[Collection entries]
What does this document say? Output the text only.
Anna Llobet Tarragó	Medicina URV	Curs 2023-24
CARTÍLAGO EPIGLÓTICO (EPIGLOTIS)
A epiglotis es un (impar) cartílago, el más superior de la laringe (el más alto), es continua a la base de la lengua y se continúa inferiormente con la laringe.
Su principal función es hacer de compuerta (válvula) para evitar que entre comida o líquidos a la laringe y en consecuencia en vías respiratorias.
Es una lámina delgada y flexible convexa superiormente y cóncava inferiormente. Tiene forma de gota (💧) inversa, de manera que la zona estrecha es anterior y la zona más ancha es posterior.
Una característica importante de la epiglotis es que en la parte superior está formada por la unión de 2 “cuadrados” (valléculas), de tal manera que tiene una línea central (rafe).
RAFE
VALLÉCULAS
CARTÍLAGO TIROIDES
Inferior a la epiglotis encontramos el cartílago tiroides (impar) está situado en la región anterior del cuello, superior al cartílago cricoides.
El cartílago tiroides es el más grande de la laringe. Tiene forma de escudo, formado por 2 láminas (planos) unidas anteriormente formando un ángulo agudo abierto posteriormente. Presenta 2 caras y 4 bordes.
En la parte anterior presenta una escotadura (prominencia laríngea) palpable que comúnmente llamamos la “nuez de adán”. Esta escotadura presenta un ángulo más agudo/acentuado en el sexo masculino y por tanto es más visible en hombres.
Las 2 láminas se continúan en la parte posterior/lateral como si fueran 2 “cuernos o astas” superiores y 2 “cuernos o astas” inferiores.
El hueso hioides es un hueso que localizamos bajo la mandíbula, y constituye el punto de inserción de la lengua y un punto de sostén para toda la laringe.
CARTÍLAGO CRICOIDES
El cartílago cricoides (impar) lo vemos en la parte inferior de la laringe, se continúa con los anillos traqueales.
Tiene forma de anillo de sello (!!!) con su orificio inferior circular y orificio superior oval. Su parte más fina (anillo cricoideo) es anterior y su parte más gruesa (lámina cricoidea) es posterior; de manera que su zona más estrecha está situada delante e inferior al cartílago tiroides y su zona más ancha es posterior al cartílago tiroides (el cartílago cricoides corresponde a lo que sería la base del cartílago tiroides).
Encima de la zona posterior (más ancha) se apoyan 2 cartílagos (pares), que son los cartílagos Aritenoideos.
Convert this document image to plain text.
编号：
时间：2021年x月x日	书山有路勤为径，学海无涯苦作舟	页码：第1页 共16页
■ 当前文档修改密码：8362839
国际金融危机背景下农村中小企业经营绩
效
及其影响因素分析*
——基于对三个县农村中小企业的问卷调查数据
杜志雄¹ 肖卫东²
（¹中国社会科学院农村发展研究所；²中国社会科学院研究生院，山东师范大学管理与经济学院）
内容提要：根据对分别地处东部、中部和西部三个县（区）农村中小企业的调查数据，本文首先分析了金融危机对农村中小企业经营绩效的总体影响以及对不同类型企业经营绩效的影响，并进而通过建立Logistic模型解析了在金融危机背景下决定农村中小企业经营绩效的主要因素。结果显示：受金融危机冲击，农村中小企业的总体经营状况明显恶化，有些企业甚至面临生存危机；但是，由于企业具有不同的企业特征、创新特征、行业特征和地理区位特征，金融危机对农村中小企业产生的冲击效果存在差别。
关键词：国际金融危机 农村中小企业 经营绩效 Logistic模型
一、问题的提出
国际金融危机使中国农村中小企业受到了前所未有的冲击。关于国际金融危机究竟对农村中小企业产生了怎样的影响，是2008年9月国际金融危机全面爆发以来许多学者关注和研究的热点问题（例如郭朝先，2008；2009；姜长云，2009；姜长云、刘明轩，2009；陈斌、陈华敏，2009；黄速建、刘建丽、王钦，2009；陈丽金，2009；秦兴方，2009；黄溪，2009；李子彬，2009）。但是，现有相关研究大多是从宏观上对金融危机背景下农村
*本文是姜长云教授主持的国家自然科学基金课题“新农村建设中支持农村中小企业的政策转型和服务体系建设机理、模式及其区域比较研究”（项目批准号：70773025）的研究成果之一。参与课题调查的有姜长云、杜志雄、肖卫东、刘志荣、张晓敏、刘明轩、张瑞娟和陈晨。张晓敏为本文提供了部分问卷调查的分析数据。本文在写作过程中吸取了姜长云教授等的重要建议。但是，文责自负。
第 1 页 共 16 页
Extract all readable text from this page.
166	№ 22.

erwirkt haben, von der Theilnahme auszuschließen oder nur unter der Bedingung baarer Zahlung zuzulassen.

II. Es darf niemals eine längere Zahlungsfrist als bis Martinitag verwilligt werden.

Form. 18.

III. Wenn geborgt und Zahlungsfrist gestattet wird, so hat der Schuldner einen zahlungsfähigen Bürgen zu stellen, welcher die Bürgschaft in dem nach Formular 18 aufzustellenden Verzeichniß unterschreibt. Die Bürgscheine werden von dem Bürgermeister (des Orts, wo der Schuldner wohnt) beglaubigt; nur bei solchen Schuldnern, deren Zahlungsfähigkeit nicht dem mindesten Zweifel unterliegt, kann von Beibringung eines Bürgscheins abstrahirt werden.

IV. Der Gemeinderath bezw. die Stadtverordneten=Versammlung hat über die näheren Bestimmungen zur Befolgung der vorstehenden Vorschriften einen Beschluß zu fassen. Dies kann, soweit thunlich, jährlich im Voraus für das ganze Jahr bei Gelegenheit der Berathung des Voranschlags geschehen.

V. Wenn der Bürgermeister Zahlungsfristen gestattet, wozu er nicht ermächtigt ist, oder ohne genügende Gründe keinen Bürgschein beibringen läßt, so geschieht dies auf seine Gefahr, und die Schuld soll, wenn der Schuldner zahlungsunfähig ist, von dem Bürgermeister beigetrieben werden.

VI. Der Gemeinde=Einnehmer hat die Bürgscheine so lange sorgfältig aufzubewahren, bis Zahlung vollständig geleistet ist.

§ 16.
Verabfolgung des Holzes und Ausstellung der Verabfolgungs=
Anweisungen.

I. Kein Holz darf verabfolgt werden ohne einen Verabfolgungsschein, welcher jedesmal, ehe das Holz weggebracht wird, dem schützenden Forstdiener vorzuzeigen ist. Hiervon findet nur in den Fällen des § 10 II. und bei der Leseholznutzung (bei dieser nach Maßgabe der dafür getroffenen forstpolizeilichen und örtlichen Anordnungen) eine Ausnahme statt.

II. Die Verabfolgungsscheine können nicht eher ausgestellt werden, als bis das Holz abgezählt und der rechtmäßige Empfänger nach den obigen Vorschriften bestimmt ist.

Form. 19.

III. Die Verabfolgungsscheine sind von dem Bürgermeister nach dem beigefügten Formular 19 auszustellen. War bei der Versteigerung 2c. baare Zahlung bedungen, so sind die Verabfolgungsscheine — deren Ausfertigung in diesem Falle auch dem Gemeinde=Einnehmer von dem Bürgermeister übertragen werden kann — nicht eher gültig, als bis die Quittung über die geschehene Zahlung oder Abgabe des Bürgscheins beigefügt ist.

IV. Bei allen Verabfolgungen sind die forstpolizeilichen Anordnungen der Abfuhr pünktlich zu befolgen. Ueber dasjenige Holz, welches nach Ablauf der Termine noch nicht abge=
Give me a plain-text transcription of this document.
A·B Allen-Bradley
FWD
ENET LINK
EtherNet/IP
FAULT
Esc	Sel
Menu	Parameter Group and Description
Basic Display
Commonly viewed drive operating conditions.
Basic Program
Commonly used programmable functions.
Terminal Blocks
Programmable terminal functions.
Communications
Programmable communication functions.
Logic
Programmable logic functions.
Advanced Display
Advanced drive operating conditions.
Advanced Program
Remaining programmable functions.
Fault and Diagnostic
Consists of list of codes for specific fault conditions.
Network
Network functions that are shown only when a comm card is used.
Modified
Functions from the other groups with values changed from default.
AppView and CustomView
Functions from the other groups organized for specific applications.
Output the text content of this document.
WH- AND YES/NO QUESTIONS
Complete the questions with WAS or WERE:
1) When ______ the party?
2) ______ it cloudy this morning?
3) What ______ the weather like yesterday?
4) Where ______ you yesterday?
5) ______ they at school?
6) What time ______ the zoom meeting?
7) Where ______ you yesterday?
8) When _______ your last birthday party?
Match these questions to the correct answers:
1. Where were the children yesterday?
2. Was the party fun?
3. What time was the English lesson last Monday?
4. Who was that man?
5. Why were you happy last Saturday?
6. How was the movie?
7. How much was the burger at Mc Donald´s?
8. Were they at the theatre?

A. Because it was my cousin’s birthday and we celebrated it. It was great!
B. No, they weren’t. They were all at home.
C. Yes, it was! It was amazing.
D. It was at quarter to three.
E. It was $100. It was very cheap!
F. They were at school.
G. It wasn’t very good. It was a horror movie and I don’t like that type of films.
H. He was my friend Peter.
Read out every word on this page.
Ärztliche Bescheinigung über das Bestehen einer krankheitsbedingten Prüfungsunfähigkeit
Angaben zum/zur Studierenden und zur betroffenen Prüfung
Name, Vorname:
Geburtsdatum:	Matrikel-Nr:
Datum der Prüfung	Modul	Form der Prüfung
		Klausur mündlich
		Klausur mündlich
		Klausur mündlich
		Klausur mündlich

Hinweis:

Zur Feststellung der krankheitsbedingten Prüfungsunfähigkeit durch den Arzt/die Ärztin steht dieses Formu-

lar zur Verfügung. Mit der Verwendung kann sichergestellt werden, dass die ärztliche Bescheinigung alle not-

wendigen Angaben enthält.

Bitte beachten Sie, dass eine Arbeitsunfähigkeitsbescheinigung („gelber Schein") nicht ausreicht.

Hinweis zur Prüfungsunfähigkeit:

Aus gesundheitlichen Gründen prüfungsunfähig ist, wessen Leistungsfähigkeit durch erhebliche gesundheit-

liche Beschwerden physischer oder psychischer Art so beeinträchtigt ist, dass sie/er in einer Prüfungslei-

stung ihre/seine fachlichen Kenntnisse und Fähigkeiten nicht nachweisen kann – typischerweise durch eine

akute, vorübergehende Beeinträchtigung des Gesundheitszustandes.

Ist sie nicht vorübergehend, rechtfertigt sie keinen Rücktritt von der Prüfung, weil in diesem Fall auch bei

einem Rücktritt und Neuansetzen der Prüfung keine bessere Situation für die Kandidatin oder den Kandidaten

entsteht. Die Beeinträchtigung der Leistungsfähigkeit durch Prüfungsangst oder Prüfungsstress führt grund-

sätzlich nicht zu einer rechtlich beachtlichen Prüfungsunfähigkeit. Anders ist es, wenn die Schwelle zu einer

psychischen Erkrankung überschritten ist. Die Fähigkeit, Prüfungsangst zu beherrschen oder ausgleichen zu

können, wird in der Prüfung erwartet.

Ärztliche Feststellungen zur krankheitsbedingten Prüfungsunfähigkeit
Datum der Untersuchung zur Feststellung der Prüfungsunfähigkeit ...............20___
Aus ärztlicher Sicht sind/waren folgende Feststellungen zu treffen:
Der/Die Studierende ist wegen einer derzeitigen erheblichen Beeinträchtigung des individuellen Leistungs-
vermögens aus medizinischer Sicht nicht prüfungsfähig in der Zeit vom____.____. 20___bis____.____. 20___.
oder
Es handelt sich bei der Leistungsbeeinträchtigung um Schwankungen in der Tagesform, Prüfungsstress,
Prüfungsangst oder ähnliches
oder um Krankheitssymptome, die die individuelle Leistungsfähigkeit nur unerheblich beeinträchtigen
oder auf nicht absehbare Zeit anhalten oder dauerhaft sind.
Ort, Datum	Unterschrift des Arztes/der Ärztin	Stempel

*Task statement:* Show every line where the string "document" appears.

*Output below:*
What does this document say? Output the text only.
Convert this document image to plain text.
Give me a plain-text transcription of this document.
Output the text content of this document.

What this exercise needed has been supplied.